**Given exercise:** Reproduce every one of the records below line for line, without changing any character.

**Records from a dataset:**
★ ★ ★ ★ ★ ★ ★
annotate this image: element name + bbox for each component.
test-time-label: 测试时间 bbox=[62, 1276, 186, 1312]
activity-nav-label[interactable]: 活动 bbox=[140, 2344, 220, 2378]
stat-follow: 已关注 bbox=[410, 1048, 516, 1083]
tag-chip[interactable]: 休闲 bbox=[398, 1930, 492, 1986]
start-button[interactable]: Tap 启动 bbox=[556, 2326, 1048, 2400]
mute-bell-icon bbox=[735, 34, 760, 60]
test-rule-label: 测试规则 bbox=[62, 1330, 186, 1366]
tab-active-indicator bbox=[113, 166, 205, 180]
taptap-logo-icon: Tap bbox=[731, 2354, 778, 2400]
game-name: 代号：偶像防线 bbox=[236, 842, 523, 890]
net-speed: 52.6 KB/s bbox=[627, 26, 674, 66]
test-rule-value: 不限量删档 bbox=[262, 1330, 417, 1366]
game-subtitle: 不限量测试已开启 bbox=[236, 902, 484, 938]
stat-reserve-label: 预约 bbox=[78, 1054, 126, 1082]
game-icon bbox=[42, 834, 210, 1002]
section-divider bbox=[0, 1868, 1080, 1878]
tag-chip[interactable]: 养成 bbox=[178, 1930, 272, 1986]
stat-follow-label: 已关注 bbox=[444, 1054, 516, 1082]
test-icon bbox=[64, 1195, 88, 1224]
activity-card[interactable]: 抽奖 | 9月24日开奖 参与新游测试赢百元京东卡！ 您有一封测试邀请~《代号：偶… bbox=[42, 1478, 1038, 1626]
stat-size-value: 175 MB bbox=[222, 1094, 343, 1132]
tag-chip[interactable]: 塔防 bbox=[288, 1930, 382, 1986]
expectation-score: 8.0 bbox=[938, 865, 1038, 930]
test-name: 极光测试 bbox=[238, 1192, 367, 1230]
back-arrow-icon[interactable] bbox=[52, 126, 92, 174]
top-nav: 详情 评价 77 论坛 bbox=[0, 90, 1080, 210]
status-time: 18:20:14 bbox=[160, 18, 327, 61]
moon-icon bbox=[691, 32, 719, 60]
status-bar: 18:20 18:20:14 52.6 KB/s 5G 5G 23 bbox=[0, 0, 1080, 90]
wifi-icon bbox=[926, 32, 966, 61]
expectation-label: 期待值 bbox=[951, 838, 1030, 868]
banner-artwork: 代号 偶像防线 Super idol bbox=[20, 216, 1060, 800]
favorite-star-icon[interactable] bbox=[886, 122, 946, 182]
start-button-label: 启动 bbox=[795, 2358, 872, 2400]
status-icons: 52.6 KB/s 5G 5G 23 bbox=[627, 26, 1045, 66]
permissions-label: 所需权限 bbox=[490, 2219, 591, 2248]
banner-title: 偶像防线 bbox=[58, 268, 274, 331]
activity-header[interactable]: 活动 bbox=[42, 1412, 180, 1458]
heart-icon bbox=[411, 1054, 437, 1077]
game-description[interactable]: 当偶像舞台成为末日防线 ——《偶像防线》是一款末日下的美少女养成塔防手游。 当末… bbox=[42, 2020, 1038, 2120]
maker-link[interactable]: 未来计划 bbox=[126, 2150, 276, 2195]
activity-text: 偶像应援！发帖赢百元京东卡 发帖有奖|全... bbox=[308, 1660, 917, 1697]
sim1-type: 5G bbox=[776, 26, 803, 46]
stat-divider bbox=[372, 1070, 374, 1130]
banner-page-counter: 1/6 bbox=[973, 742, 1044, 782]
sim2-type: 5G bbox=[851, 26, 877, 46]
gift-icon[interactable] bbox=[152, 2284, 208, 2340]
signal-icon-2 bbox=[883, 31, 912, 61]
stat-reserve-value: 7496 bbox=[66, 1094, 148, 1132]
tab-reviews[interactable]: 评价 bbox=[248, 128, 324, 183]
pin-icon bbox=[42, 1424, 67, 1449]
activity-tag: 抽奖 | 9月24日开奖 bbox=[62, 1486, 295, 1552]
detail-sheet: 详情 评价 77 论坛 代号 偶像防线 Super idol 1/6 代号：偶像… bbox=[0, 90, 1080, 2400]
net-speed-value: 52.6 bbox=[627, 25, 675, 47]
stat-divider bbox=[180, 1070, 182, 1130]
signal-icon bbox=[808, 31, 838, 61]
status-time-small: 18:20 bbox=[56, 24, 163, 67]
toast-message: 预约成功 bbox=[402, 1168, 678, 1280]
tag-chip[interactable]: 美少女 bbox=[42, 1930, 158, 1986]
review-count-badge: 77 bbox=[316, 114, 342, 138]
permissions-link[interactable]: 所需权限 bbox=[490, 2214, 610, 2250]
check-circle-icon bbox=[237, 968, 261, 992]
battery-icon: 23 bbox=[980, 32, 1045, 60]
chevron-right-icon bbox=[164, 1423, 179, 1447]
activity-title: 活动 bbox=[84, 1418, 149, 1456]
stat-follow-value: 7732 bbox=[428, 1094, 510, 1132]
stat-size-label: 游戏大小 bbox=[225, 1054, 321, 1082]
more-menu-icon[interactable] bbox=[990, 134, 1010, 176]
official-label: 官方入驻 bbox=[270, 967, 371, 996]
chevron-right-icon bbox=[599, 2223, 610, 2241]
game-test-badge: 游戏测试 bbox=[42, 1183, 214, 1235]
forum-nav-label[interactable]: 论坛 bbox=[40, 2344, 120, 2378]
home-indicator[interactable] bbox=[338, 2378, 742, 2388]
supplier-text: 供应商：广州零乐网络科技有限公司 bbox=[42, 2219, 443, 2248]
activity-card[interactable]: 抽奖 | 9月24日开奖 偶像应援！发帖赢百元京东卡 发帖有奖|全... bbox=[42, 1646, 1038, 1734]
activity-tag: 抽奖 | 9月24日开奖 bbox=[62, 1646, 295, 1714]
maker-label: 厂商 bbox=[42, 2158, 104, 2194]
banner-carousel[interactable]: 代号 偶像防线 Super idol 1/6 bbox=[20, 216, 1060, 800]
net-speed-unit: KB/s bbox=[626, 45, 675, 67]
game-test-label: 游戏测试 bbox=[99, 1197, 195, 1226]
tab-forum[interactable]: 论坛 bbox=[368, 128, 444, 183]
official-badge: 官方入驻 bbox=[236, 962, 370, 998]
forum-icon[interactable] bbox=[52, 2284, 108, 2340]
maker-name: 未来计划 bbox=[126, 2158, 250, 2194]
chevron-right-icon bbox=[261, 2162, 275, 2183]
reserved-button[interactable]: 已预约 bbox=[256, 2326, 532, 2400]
★ ★ ★ ★ ★ ★ ★
**The completed task:**
annotate this image: element name + bbox for each component.
test-time-label: 测试时间 bbox=[62, 1276, 186, 1312]
activity-nav-label[interactable]: 活动 bbox=[140, 2344, 220, 2378]
stat-follow: 已关注 bbox=[410, 1048, 516, 1083]
tag-chip[interactable]: 休闲 bbox=[398, 1930, 492, 1986]
start-button[interactable]: Tap 启动 bbox=[556, 2326, 1048, 2400]
mute-bell-icon bbox=[735, 34, 760, 60]
test-rule-label: 测试规则 bbox=[62, 1330, 186, 1366]
tab-active-indicator bbox=[113, 166, 205, 180]
taptap-logo-icon: Tap bbox=[731, 2354, 778, 2400]
game-name: 代号：偶像防线 bbox=[236, 842, 523, 890]
net-speed: 52.6 KB/s bbox=[627, 26, 674, 66]
test-rule-value: 不限量删档 bbox=[262, 1330, 417, 1366]
game-subtitle: 不限量测试已开启 bbox=[236, 902, 484, 938]
stat-reserve-label: 预约 bbox=[78, 1054, 126, 1082]
game-icon bbox=[42, 834, 210, 1002]
section-divider bbox=[0, 1868, 1080, 1878]
tag-chip[interactable]: 养成 bbox=[178, 1930, 272, 1986]
stat-follow-label: 已关注 bbox=[444, 1054, 516, 1082]
test-icon bbox=[64, 1195, 88, 1224]
activity-card[interactable]: 抽奖 | 9月24日开奖 参与新游测试赢百元京东卡！ 您有一封测试邀请~《代号：偶… bbox=[42, 1478, 1038, 1626]
stat-size-value: 175 MB bbox=[222, 1094, 343, 1132]
tag-chip[interactable]: 塔防 bbox=[288, 1930, 382, 1986]
expectation-score: 8.0 bbox=[938, 865, 1038, 930]
test-name: 极光测试 bbox=[238, 1192, 367, 1230]
back-arrow-icon[interactable] bbox=[52, 126, 92, 174]
top-nav: 详情 评价 77 论坛 bbox=[0, 90, 1080, 210]
status-time: 18:20:14 bbox=[160, 18, 327, 61]
moon-icon bbox=[691, 32, 719, 60]
status-bar: 18:20 18:20:14 52.6 KB/s 5G 5G 23 bbox=[0, 0, 1080, 90]
wifi-icon bbox=[926, 32, 966, 61]
expectation-label: 期待值 bbox=[951, 838, 1030, 868]
banner-artwork: 代号 偶像防线 Super idol bbox=[20, 216, 1060, 800]
favorite-star-icon[interactable] bbox=[886, 122, 946, 182]
start-button-label: 启动 bbox=[795, 2358, 872, 2400]
status-icons: 52.6 KB/s 5G 5G 23 bbox=[627, 26, 1045, 66]
permissions-label: 所需权限 bbox=[490, 2219, 591, 2248]
banner-title: 偶像防线 bbox=[58, 268, 274, 331]
activity-header[interactable]: 活动 bbox=[42, 1412, 180, 1458]
heart-icon bbox=[411, 1054, 437, 1077]
game-description[interactable]: 当偶像舞台成为末日防线 ——《偶像防线》是一款末日下的美少女养成塔防手游。 当末… bbox=[42, 2020, 1038, 2120]
maker-link[interactable]: 未来计划 bbox=[126, 2150, 276, 2195]
activity-text: 偶像应援！发帖赢百元京东卡 发帖有奖|全... bbox=[308, 1660, 917, 1697]
sim1-type: 5G bbox=[776, 26, 803, 46]
stat-divider bbox=[372, 1070, 374, 1130]
banner-page-counter: 1/6 bbox=[973, 742, 1044, 782]
sim2-type: 5G bbox=[851, 26, 877, 46]
gift-icon[interactable] bbox=[152, 2284, 208, 2340]
signal-icon-2 bbox=[883, 31, 912, 61]
stat-reserve-value: 7496 bbox=[66, 1094, 148, 1132]
tab-reviews[interactable]: 评价 bbox=[248, 128, 324, 183]
pin-icon bbox=[42, 1424, 67, 1449]
activity-tag: 抽奖 | 9月24日开奖 bbox=[62, 1486, 295, 1552]
detail-sheet: 详情 评价 77 论坛 代号 偶像防线 Super idol 1/6 代号：偶像… bbox=[0, 90, 1080, 2400]
net-speed-value: 52.6 bbox=[627, 25, 675, 47]
stat-divider bbox=[180, 1070, 182, 1130]
signal-icon bbox=[808, 31, 838, 61]
status-time-small: 18:20 bbox=[56, 24, 163, 67]
toast-message: 预约成功 bbox=[402, 1168, 678, 1280]
tag-chip[interactable]: 美少女 bbox=[42, 1930, 158, 1986]
review-count-badge: 77 bbox=[316, 114, 342, 138]
permissions-link[interactable]: 所需权限 bbox=[490, 2214, 610, 2250]
check-circle-icon bbox=[237, 968, 261, 992]
battery-icon: 23 bbox=[980, 32, 1045, 60]
chevron-right-icon bbox=[164, 1423, 179, 1447]
activity-title: 活动 bbox=[84, 1418, 149, 1456]
stat-follow-value: 7732 bbox=[428, 1094, 510, 1132]
stat-size-label: 游戏大小 bbox=[225, 1054, 321, 1082]
more-menu-icon[interactable] bbox=[990, 134, 1010, 176]
official-label: 官方入驻 bbox=[270, 967, 371, 996]
chevron-right-icon bbox=[599, 2223, 610, 2241]
game-test-badge: 游戏测试 bbox=[42, 1183, 214, 1235]
forum-nav-label[interactable]: 论坛 bbox=[40, 2344, 120, 2378]
home-indicator[interactable] bbox=[338, 2378, 742, 2388]
supplier-text: 供应商：广州零乐网络科技有限公司 bbox=[42, 2219, 443, 2248]
activity-card[interactable]: 抽奖 | 9月24日开奖 偶像应援！发帖赢百元京东卡 发帖有奖|全... bbox=[42, 1646, 1038, 1734]
activity-tag: 抽奖 | 9月24日开奖 bbox=[62, 1646, 295, 1714]
maker-label: 厂商 bbox=[42, 2158, 104, 2194]
banner-carousel[interactable]: 代号 偶像防线 Super idol 1/6 bbox=[20, 216, 1060, 800]
net-speed-unit: KB/s bbox=[626, 45, 675, 67]
game-test-label: 游戏测试 bbox=[99, 1197, 195, 1226]
tab-forum[interactable]: 论坛 bbox=[368, 128, 444, 183]
official-badge: 官方入驻 bbox=[236, 962, 370, 998]
forum-icon[interactable] bbox=[52, 2284, 108, 2340]
maker-name: 未来计划 bbox=[126, 2158, 250, 2194]
chevron-right-icon bbox=[261, 2162, 275, 2183]
reserved-button[interactable]: 已预约 bbox=[256, 2326, 532, 2400]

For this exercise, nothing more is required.